• [Set problem]
Return each entry exactly, omitting nothing.

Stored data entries
* * * * * * * * *
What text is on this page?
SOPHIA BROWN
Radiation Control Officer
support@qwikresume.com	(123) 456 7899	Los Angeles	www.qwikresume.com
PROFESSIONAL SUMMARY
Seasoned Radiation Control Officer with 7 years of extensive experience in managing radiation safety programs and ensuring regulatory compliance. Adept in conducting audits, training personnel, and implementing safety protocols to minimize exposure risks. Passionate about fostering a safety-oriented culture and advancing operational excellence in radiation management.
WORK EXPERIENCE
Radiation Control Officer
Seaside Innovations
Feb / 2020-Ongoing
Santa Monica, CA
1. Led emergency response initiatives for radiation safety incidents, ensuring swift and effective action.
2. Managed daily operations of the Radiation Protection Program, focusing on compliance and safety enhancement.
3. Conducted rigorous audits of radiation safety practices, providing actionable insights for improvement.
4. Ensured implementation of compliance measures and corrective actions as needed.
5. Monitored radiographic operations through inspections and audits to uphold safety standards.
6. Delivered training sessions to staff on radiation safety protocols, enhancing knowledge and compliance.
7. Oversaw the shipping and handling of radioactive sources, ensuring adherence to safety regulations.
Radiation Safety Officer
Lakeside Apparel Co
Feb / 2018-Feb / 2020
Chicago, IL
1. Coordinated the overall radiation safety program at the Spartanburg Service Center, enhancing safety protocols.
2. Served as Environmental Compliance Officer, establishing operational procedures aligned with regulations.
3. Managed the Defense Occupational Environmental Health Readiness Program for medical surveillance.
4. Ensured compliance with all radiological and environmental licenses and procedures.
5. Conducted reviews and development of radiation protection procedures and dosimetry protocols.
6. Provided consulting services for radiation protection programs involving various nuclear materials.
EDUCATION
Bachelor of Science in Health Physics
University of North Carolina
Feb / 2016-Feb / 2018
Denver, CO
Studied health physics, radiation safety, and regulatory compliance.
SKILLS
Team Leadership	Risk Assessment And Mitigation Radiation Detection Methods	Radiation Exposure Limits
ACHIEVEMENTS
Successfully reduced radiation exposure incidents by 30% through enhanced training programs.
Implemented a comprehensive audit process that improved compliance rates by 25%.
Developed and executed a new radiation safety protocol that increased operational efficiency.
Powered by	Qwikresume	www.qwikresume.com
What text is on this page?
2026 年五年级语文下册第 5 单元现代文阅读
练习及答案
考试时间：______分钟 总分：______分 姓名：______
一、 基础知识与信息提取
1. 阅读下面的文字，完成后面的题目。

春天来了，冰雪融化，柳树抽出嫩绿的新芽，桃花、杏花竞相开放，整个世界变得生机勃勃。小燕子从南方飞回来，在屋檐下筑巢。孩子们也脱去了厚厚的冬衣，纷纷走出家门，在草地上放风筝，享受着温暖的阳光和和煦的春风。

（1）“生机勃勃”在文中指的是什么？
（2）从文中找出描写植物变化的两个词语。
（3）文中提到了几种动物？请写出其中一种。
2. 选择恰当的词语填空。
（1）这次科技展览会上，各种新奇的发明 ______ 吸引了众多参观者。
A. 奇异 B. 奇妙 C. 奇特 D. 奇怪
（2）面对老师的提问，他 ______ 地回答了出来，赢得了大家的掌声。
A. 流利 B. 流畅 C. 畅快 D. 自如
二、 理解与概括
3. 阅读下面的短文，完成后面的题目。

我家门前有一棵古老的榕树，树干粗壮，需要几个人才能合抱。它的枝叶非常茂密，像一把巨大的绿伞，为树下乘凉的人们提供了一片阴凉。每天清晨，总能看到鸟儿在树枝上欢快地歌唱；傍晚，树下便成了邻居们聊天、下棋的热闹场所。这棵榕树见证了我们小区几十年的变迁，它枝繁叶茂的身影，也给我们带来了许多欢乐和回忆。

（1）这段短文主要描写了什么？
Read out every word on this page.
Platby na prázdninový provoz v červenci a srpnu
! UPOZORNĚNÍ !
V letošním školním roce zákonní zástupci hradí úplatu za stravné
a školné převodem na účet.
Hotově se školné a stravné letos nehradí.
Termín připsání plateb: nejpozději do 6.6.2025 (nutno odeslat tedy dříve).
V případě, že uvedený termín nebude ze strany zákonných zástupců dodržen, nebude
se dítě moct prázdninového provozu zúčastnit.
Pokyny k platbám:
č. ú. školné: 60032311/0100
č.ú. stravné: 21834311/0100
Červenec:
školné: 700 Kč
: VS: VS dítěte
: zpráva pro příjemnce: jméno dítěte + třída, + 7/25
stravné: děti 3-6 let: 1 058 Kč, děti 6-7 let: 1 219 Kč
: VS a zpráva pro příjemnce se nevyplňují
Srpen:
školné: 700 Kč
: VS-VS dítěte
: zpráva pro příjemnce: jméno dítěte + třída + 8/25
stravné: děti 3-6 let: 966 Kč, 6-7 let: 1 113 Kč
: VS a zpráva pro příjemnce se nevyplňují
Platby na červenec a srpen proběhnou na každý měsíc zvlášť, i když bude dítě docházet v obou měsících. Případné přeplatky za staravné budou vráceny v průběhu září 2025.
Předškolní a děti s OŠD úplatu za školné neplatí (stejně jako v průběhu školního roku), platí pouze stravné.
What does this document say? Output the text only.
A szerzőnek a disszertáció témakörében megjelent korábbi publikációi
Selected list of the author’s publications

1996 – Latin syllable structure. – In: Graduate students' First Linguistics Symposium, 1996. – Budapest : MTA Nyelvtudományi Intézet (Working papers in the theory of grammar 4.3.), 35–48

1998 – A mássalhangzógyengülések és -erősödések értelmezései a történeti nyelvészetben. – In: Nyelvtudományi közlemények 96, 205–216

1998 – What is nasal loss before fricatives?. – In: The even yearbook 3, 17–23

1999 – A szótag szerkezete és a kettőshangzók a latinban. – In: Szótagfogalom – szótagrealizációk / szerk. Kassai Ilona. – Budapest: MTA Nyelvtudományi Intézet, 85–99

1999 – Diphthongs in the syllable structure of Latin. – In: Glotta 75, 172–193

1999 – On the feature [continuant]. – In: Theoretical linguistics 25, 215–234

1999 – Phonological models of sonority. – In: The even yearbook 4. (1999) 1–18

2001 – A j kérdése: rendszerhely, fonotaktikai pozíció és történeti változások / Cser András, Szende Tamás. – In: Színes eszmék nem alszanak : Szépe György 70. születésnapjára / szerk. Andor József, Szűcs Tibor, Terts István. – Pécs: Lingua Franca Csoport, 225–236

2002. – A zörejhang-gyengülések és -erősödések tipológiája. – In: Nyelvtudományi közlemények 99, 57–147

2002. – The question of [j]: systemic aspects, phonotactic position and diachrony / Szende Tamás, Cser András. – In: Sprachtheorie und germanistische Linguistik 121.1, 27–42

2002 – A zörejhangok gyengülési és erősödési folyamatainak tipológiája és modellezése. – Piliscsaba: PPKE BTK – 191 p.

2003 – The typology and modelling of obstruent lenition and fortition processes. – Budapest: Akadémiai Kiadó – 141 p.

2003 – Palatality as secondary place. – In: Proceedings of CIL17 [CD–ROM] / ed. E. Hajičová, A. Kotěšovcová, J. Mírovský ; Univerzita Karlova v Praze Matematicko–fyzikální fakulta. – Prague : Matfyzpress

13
* * * * * * * * *
• [Result of the task]
What text is on this page?
SOPHIA BROWN
Radiation Control Officer
support@qwikresume.com	(123) 456 7899	Los Angeles	www.qwikresume.com
PROFESSIONAL SUMMARY
Seasoned Radiation Control Officer with 7 years of extensive experience in managing radiation safety programs and ensuring regulatory compliance. Adept in conducting audits, training personnel, and implementing safety protocols to minimize exposure risks. Passionate about fostering a safety-oriented culture and advancing operational excellence in radiation management.
WORK EXPERIENCE
Radiation Control Officer
Seaside Innovations
Feb / 2020-Ongoing
Santa Monica, CA
1. Led emergency response initiatives for radiation safety incidents, ensuring swift and effective action.
2. Managed daily operations of the Radiation Protection Program, focusing on compliance and safety enhancement.
3. Conducted rigorous audits of radiation safety practices, providing actionable insights for improvement.
4. Ensured implementation of compliance measures and corrective actions as needed.
5. Monitored radiographic operations through inspections and audits to uphold safety standards.
6. Delivered training sessions to staff on radiation safety protocols, enhancing knowledge and compliance.
7. Oversaw the shipping and handling of radioactive sources, ensuring adherence to safety regulations.
Radiation Safety Officer
Lakeside Apparel Co
Feb / 2018-Feb / 2020
Chicago, IL
1. Coordinated the overall radiation safety program at the Spartanburg Service Center, enhancing safety protocols.
2. Served as Environmental Compliance Officer, establishing operational procedures aligned with regulations.
3. Managed the Defense Occupational Environmental Health Readiness Program for medical surveillance.
4. Ensured compliance with all radiological and environmental licenses and procedures.
5. Conducted reviews and development of radiation protection procedures and dosimetry protocols.
6. Provided consulting services for radiation protection programs involving various nuclear materials.
EDUCATION
Bachelor of Science in Health Physics
University of North Carolina
Feb / 2016-Feb / 2018
Denver, CO
Studied health physics, radiation safety, and regulatory compliance.
SKILLS
Team Leadership	Risk Assessment And Mitigation Radiation Detection Methods	Radiation Exposure Limits
ACHIEVEMENTS
Successfully reduced radiation exposure incidents by 30% through enhanced training programs.
Implemented a comprehensive audit process that improved compliance rates by 25%.
Developed and executed a new radiation safety protocol that increased operational efficiency.
Powered by	Qwikresume	www.qwikresume.com
What text is on this page?
2026 年五年级语文下册第 5 单元现代文阅读
练习及答案
考试时间：______分钟 总分：______分 姓名：______
一、 基础知识与信息提取
1. 阅读下面的文字，完成后面的题目。

春天来了，冰雪融化，柳树抽出嫩绿的新芽，桃花、杏花竞相开放，整个世界变得生机勃勃。小燕子从南方飞回来，在屋檐下筑巢。孩子们也脱去了厚厚的冬衣，纷纷走出家门，在草地上放风筝，享受着温暖的阳光和和煦的春风。

（1）“生机勃勃”在文中指的是什么？
（2）从文中找出描写植物变化的两个词语。
（3）文中提到了几种动物？请写出其中一种。
2. 选择恰当的词语填空。
（1）这次科技展览会上，各种新奇的发明 ______ 吸引了众多参观者。
A. 奇异 B. 奇妙 C. 奇特 D. 奇怪
（2）面对老师的提问，他 ______ 地回答了出来，赢得了大家的掌声。
A. 流利 B. 流畅 C. 畅快 D. 自如
二、 理解与概括
3. 阅读下面的短文，完成后面的题目。

我家门前有一棵古老的榕树，树干粗壮，需要几个人才能合抱。它的枝叶非常茂密，像一把巨大的绿伞，为树下乘凉的人们提供了一片阴凉。每天清晨，总能看到鸟儿在树枝上欢快地歌唱；傍晚，树下便成了邻居们聊天、下棋的热闹场所。这棵榕树见证了我们小区几十年的变迁，它枝繁叶茂的身影，也给我们带来了许多欢乐和回忆。

（1）这段短文主要描写了什么？
Read out every word on this page.
Platby na prázdninový provoz v červenci a srpnu
! UPOZORNĚNÍ !
V letošním školním roce zákonní zástupci hradí úplatu za stravné
a školné převodem na účet.
Hotově se školné a stravné letos nehradí.
Termín připsání plateb: nejpozději do 6.6.2025 (nutno odeslat tedy dříve).
V případě, že uvedený termín nebude ze strany zákonných zástupců dodržen, nebude
se dítě moct prázdninového provozu zúčastnit.
Pokyny k platbám:
č. ú. školné: 60032311/0100
č.ú. stravné: 21834311/0100
Červenec:
školné: 700 Kč
: VS: VS dítěte
: zpráva pro příjemnce: jméno dítěte + třída, + 7/25
stravné: děti 3-6 let: 1 058 Kč, děti 6-7 let: 1 219 Kč
: VS a zpráva pro příjemnce se nevyplňují
Srpen:
školné: 700 Kč
: VS-VS dítěte
: zpráva pro příjemnce: jméno dítěte + třída + 8/25
stravné: děti 3-6 let: 966 Kč, 6-7 let: 1 113 Kč
: VS a zpráva pro příjemnce se nevyplňují
Platby na červenec a srpen proběhnou na každý měsíc zvlášť, i když bude dítě docházet v obou měsících. Případné přeplatky za staravné budou vráceny v průběhu září 2025.
Předškolní a děti s OŠD úplatu za školné neplatí (stejně jako v průběhu školního roku), platí pouze stravné.
What does this document say? Output the text only.
A szerzőnek a disszertáció témakörében megjelent korábbi publikációi
Selected list of the author’s publications

1996 – Latin syllable structure. – In: Graduate students' First Linguistics Symposium, 1996. – Budapest : MTA Nyelvtudományi Intézet (Working papers in the theory of grammar 4.3.), 35–48

1998 – A mássalhangzógyengülések és -erősödések értelmezései a történeti nyelvészetben. – In: Nyelvtudományi közlemények 96, 205–216

1998 – What is nasal loss before fricatives?. – In: The even yearbook 3, 17–23

1999 – A szótag szerkezete és a kettőshangzók a latinban. – In: Szótagfogalom – szótagrealizációk / szerk. Kassai Ilona. – Budapest: MTA Nyelvtudományi Intézet, 85–99

1999 – Diphthongs in the syllable structure of Latin. – In: Glotta 75, 172–193

1999 – On the feature [continuant]. – In: Theoretical linguistics 25, 215–234

1999 – Phonological models of sonority. – In: The even yearbook 4. (1999) 1–18

2001 – A j kérdése: rendszerhely, fonotaktikai pozíció és történeti változások / Cser András, Szende Tamás. – In: Színes eszmék nem alszanak : Szépe György 70. születésnapjára / szerk. Andor József, Szűcs Tibor, Terts István. – Pécs: Lingua Franca Csoport, 225–236

2002. – A zörejhang-gyengülések és -erősödések tipológiája. – In: Nyelvtudományi közlemények 99, 57–147

2002. – The question of [j]: systemic aspects, phonotactic position and diachrony / Szende Tamás, Cser András. – In: Sprachtheorie und germanistische Linguistik 121.1, 27–42

2002 – A zörejhangok gyengülési és erősödési folyamatainak tipológiája és modellezése. – Piliscsaba: PPKE BTK – 191 p.

2003 – The typology and modelling of obstruent lenition and fortition processes. – Budapest: Akadémiai Kiadó – 141 p.

2003 – Palatality as secondary place. – In: Proceedings of CIL17 [CD–ROM] / ed. E. Hajičová, A. Kotěšovcová, J. Mírovský ; Univerzita Karlova v Praze Matematicko–fyzikální fakulta. – Prague : Matfyzpress

13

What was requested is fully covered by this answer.